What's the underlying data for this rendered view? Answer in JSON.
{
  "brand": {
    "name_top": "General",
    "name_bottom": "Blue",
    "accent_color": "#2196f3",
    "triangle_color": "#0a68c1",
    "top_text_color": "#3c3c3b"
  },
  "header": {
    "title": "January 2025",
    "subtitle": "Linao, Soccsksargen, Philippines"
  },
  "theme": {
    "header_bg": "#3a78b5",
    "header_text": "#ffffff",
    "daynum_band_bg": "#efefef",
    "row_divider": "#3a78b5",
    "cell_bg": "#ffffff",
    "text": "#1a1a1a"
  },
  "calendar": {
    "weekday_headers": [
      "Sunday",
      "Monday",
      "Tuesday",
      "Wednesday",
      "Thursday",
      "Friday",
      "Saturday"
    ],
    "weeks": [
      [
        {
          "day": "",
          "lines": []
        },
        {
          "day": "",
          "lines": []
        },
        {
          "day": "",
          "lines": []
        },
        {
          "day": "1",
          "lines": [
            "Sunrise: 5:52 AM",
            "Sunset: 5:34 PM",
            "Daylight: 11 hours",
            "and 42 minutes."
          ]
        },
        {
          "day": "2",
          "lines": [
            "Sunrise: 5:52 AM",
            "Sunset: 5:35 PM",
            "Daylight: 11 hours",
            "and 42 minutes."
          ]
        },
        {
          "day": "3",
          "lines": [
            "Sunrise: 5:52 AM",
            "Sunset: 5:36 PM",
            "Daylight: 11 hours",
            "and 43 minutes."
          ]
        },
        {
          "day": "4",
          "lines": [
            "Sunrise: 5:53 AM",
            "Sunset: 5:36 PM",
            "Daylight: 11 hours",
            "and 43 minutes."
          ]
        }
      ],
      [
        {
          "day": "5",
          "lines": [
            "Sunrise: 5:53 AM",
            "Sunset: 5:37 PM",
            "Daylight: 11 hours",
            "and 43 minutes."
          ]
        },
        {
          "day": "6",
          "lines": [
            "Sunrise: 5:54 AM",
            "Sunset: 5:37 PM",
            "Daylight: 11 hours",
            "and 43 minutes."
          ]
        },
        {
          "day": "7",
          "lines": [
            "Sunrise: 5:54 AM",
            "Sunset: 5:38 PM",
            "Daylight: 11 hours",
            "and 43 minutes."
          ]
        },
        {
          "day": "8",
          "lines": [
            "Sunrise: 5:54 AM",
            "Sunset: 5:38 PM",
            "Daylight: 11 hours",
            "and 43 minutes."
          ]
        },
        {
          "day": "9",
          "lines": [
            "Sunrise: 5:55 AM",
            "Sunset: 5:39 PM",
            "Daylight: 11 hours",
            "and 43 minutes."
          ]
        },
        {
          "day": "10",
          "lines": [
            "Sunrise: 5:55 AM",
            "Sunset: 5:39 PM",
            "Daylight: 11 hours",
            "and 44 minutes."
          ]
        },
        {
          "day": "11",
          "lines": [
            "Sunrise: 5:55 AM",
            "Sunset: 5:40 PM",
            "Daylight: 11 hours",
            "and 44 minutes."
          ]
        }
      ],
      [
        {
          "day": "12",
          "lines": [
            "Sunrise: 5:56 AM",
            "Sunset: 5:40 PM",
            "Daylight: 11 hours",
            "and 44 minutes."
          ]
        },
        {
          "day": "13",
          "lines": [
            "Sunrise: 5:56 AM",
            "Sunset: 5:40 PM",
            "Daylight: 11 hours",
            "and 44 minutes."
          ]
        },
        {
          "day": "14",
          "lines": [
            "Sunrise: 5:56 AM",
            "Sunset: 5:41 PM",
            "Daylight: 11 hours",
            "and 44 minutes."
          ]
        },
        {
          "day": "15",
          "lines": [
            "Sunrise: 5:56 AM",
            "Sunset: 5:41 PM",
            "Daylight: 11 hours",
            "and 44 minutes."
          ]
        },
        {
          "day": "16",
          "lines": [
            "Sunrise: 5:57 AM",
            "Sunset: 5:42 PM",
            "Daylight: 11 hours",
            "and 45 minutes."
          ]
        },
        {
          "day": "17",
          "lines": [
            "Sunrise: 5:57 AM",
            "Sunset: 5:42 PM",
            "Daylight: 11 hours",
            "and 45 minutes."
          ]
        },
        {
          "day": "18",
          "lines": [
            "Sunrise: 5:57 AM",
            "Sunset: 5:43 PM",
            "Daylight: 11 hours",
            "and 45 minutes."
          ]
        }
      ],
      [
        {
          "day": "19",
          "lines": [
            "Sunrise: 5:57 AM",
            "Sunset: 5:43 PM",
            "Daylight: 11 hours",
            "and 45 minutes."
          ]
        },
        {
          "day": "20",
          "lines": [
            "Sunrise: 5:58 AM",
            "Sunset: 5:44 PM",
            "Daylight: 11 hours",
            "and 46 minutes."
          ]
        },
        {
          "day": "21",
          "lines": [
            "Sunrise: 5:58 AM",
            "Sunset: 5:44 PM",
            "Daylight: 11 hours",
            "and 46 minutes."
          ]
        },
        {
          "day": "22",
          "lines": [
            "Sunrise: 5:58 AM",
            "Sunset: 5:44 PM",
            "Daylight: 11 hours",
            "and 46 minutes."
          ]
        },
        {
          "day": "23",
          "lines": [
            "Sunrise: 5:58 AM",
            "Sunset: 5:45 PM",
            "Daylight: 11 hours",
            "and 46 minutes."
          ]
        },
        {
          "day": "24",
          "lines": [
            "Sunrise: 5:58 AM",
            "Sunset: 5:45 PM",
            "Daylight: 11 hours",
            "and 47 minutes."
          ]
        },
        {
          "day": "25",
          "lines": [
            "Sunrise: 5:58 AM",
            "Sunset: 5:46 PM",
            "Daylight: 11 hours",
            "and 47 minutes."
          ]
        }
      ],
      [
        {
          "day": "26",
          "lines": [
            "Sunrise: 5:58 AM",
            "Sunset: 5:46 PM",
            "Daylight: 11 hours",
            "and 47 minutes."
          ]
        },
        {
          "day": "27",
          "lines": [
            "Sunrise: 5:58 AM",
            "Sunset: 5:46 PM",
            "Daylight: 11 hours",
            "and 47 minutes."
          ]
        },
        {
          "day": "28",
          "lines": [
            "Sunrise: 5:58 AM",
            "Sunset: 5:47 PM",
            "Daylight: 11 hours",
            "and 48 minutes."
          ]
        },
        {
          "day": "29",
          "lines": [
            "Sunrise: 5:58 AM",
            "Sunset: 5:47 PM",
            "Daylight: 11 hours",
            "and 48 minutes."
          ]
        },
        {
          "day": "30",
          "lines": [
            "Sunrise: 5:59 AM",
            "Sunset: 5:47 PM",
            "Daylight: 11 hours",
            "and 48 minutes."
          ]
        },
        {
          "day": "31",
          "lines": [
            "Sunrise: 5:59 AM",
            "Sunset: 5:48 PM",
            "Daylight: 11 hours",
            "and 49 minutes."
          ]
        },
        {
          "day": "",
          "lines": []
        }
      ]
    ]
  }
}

***

◆ JOB ◆
Transcribe every entry word for word.

◆ THE OUTPUT ◆
What's the underlying data for this rendered view? Answer in JSON.
{
  "brand": {
    "name_top": "General",
    "name_bottom": "Blue",
    "accent_color": "#2196f3",
    "triangle_color": "#0a68c1",
    "top_text_color": "#3c3c3b"
  },
  "header": {
    "title": "January 2025",
    "subtitle": "Linao, Soccsksargen, Philippines"
  },
  "theme": {
    "header_bg": "#3a78b5",
    "header_text": "#ffffff",
    "daynum_band_bg": "#efefef",
    "row_divider": "#3a78b5",
    "cell_bg": "#ffffff",
    "text": "#1a1a1a"
  },
  "calendar": {
    "weekday_headers": [
      "Sunday",
      "Monday",
      "Tuesday",
      "Wednesday",
      "Thursday",
      "Friday",
      "Saturday"
    ],
    "weeks": [
      [
        {
          "day": "",
          "lines": []
        },
        {
          "day": "",
          "lines": []
        },
        {
          "day": "",
          "lines": []
        },
        {
          "day": "1",
          "lines": [
            "Sunrise: 5:52 AM",
            "Sunset: 5:34 PM",
            "Daylight: 11 hours",
            "and 42 minutes."
          ]
        },
        {
          "day": "2",
          "lines": [
            "Sunrise: 5:52 AM",
            "Sunset: 5:35 PM",
            "Daylight: 11 hours",
            "and 42 minutes."
          ]
        },
        {
          "day": "3",
          "lines": [
            "Sunrise: 5:52 AM",
            "Sunset: 5:36 PM",
            "Daylight: 11 hours",
            "and 43 minutes."
          ]
        },
        {
          "day": "4",
          "lines": [
            "Sunrise: 5:53 AM",
            "Sunset: 5:36 PM",
            "Daylight: 11 hours",
            "and 43 minutes."
          ]
        }
      ],
      [
        {
          "day": "5",
          "lines": [
            "Sunrise: 5:53 AM",
            "Sunset: 5:37 PM",
            "Daylight: 11 hours",
            "and 43 minutes."
          ]
        },
        {
          "day": "6",
          "lines": [
            "Sunrise: 5:54 AM",
            "Sunset: 5:37 PM",
            "Daylight: 11 hours",
            "and 43 minutes."
          ]
        },
        {
          "day": "7",
          "lines": [
            "Sunrise: 5:54 AM",
            "Sunset: 5:38 PM",
            "Daylight: 11 hours",
            "and 43 minutes."
          ]
        },
        {
          "day": "8",
          "lines": [
            "Sunrise: 5:54 AM",
            "Sunset: 5:38 PM",
            "Daylight: 11 hours",
            "and 43 minutes."
          ]
        },
        {
          "day": "9",
          "lines": [
            "Sunrise: 5:55 AM",
            "Sunset: 5:39 PM",
            "Daylight: 11 hours",
            "and 43 minutes."
          ]
        },
        {
          "day": "10",
          "lines": [
            "Sunrise: 5:55 AM",
            "Sunset: 5:39 PM",
            "Daylight: 11 hours",
            "and 44 minutes."
          ]
        },
        {
          "day": "11",
          "lines": [
            "Sunrise: 5:55 AM",
            "Sunset: 5:40 PM",
            "Daylight: 11 hours",
            "and 44 minutes."
          ]
        }
      ],
      [
        {
          "day": "12",
          "lines": [
            "Sunrise: 5:56 AM",
            "Sunset: 5:40 PM",
            "Daylight: 11 hours",
            "and 44 minutes."
          ]
        },
        {
          "day": "13",
          "lines": [
            "Sunrise: 5:56 AM",
            "Sunset: 5:40 PM",
            "Daylight: 11 hours",
            "and 44 minutes."
          ]
        },
        {
          "day": "14",
          "lines": [
            "Sunrise: 5:56 AM",
            "Sunset: 5:41 PM",
            "Daylight: 11 hours",
            "and 44 minutes."
          ]
        },
        {
          "day": "15",
          "lines": [
            "Sunrise: 5:56 AM",
            "Sunset: 5:41 PM",
            "Daylight: 11 hours",
            "and 44 minutes."
          ]
        },
        {
          "day": "16",
          "lines": [
            "Sunrise: 5:57 AM",
            "Sunset: 5:42 PM",
            "Daylight: 11 hours",
            "and 45 minutes."
          ]
        },
        {
          "day": "17",
          "lines": [
            "Sunrise: 5:57 AM",
            "Sunset: 5:42 PM",
            "Daylight: 11 hours",
            "and 45 minutes."
          ]
        },
        {
          "day": "18",
          "lines": [
            "Sunrise: 5:57 AM",
            "Sunset: 5:43 PM",
            "Daylight: 11 hours",
            "and 45 minutes."
          ]
        }
      ],
      [
        {
          "day": "19",
          "lines": [
            "Sunrise: 5:57 AM",
            "Sunset: 5:43 PM",
            "Daylight: 11 hours",
            "and 45 minutes."
          ]
        },
        {
          "day": "20",
          "lines": [
            "Sunrise: 5:58 AM",
            "Sunset: 5:44 PM",
            "Daylight: 11 hours",
            "and 46 minutes."
          ]
        },
        {
          "day": "21",
          "lines": [
            "Sunrise: 5:58 AM",
            "Sunset: 5:44 PM",
            "Daylight: 11 hours",
            "and 46 minutes."
          ]
        },
        {
          "day": "22",
          "lines": [
            "Sunrise: 5:58 AM",
            "Sunset: 5:44 PM",
            "Daylight: 11 hours",
            "and 46 minutes."
          ]
        },
        {
          "day": "23",
          "lines": [
            "Sunrise: 5:58 AM",
            "Sunset: 5:45 PM",
            "Daylight: 11 hours",
            "and 46 minutes."
          ]
        },
        {
          "day": "24",
          "lines": [
            "Sunrise: 5:58 AM",
            "Sunset: 5:45 PM",
            "Daylight: 11 hours",
            "and 47 minutes."
          ]
        },
        {
          "day": "25",
          "lines": [
            "Sunrise: 5:58 AM",
            "Sunset: 5:46 PM",
            "Daylight: 11 hours",
            "and 47 minutes."
          ]
        }
      ],
      [
        {
          "day": "26",
          "lines": [
            "Sunrise: 5:58 AM",
            "Sunset: 5:46 PM",
            "Daylight: 11 hours",
            "and 47 minutes."
          ]
        },
        {
          "day": "27",
          "lines": [
            "Sunrise: 5:58 AM",
            "Sunset: 5:46 PM",
            "Daylight: 11 hours",
            "and 47 minutes."
          ]
        },
        {
          "day": "28",
          "lines": [
            "Sunrise: 5:58 AM",
            "Sunset: 5:47 PM",
            "Daylight: 11 hours",
            "and 48 minutes."
          ]
        },
        {
          "day": "29",
          "lines": [
            "Sunrise: 5:58 AM",
            "Sunset: 5:47 PM",
            "Daylight: 11 hours",
            "and 48 minutes."
          ]
        },
        {
          "day": "30",
          "lines": [
            "Sunrise: 5:59 AM",
            "Sunset: 5:47 PM",
            "Daylight: 11 hours",
            "and 48 minutes."
          ]
        },
        {
          "day": "31",
          "lines": [
            "Sunrise: 5:59 AM",
            "Sunset: 5:48 PM",
            "Daylight: 11 hours",
            "and 49 minutes."
          ]
        },
        {
          "day": "",
          "lines": []
        }
      ]
    ]
  }
}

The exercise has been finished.